- GIVEN EXERCISE: Render the lines of the material below as a JSON list of strings, one string per line with blank lines left out, starting at the first line and ending at the line that contains "colorbar-segment (1473, 183, 1486, 213)", both included.

- DATA LINES:
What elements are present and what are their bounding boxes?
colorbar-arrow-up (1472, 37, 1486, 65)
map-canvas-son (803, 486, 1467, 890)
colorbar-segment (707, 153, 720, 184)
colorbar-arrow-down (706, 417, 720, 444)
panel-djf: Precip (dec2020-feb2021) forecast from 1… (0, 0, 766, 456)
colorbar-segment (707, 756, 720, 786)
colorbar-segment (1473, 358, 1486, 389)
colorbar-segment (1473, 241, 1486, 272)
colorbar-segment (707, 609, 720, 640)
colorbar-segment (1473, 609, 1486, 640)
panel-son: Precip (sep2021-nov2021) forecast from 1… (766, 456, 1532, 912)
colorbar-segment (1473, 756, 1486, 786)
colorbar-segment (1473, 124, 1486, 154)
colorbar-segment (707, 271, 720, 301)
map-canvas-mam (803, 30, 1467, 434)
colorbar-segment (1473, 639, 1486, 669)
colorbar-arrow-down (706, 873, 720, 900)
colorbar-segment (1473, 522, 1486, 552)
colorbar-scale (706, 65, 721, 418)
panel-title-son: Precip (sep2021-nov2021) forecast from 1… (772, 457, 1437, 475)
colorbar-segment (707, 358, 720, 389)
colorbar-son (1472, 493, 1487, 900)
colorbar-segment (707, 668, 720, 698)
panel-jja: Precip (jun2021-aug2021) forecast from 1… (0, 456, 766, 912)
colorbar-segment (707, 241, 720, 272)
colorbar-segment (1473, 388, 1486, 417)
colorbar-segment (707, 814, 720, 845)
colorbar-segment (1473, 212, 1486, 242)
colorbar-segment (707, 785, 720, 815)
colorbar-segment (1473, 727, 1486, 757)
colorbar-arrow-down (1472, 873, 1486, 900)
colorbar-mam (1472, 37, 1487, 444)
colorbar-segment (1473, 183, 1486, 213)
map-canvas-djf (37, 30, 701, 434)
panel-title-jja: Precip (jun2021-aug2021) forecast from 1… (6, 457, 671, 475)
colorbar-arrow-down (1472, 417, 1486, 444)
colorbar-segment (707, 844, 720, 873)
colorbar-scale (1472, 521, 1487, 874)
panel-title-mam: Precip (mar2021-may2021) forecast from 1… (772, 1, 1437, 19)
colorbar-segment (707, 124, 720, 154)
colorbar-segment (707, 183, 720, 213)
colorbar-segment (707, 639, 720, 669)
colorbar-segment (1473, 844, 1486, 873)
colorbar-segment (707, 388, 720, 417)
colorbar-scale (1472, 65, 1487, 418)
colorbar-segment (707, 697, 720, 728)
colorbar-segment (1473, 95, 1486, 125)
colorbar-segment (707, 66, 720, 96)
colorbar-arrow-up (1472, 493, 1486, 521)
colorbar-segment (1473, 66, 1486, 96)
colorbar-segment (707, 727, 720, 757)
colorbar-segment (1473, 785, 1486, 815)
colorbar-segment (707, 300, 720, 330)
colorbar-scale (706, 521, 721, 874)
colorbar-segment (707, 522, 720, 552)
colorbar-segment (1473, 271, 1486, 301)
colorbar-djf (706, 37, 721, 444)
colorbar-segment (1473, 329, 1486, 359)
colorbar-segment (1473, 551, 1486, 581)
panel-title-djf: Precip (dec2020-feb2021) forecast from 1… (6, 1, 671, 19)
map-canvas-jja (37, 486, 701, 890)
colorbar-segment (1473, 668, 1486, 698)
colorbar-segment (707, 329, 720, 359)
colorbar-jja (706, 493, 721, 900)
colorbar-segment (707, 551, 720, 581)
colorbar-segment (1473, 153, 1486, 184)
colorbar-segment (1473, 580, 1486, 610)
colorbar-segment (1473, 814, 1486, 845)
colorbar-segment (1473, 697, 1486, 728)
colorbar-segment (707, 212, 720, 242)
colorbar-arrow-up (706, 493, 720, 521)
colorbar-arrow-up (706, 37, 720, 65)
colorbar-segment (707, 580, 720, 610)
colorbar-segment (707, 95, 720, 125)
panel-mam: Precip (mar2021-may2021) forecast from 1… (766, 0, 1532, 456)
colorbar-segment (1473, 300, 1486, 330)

- SOLUTION TO THIS EXERCISE:
[
  "What elements are present and what are their bounding boxes?",
  "colorbar-arrow-up (1472, 37, 1486, 65)",
  "map-canvas-son (803, 486, 1467, 890)",
  "colorbar-segment (707, 153, 720, 184)",
  "colorbar-arrow-down (706, 417, 720, 444)",
  "panel-djf: Precip (dec2020-feb2021) forecast from 1… (0, 0, 766, 456)",
  "colorbar-segment (707, 756, 720, 786)",
  "colorbar-segment (1473, 358, 1486, 389)",
  "colorbar-segment (1473, 241, 1486, 272)",
  "colorbar-segment (707, 609, 720, 640)",
  "colorbar-segment (1473, 609, 1486, 640)",
  "panel-son: Precip (sep2021-nov2021) forecast from 1… (766, 456, 1532, 912)",
  "colorbar-segment (1473, 756, 1486, 786)",
  "colorbar-segment (1473, 124, 1486, 154)",
  "colorbar-segment (707, 271, 720, 301)",
  "map-canvas-mam (803, 30, 1467, 434)",
  "colorbar-segment (1473, 639, 1486, 669)",
  "colorbar-arrow-down (706, 873, 720, 900)",
  "colorbar-segment (1473, 522, 1486, 552)",
  "colorbar-scale (706, 65, 721, 418)",
  "panel-title-son: Precip (sep2021-nov2021) forecast from 1… (772, 457, 1437, 475)",
  "colorbar-segment (707, 358, 720, 389)",
  "colorbar-son (1472, 493, 1487, 900)",
  "colorbar-segment (707, 668, 720, 698)",
  "panel-jja: Precip (jun2021-aug2021) forecast from 1… (0, 456, 766, 912)",
  "colorbar-segment (707, 241, 720, 272)",
  "colorbar-segment (1473, 388, 1486, 417)",
  "colorbar-segment (707, 814, 720, 845)",
  "colorbar-segment (1473, 212, 1486, 242)",
  "colorbar-segment (707, 785, 720, 815)",
  "colorbar-segment (1473, 727, 1486, 757)",
  "colorbar-arrow-down (1472, 873, 1486, 900)",
  "colorbar-mam (1472, 37, 1487, 444)",
  "colorbar-segment (1473, 183, 1486, 213)"
]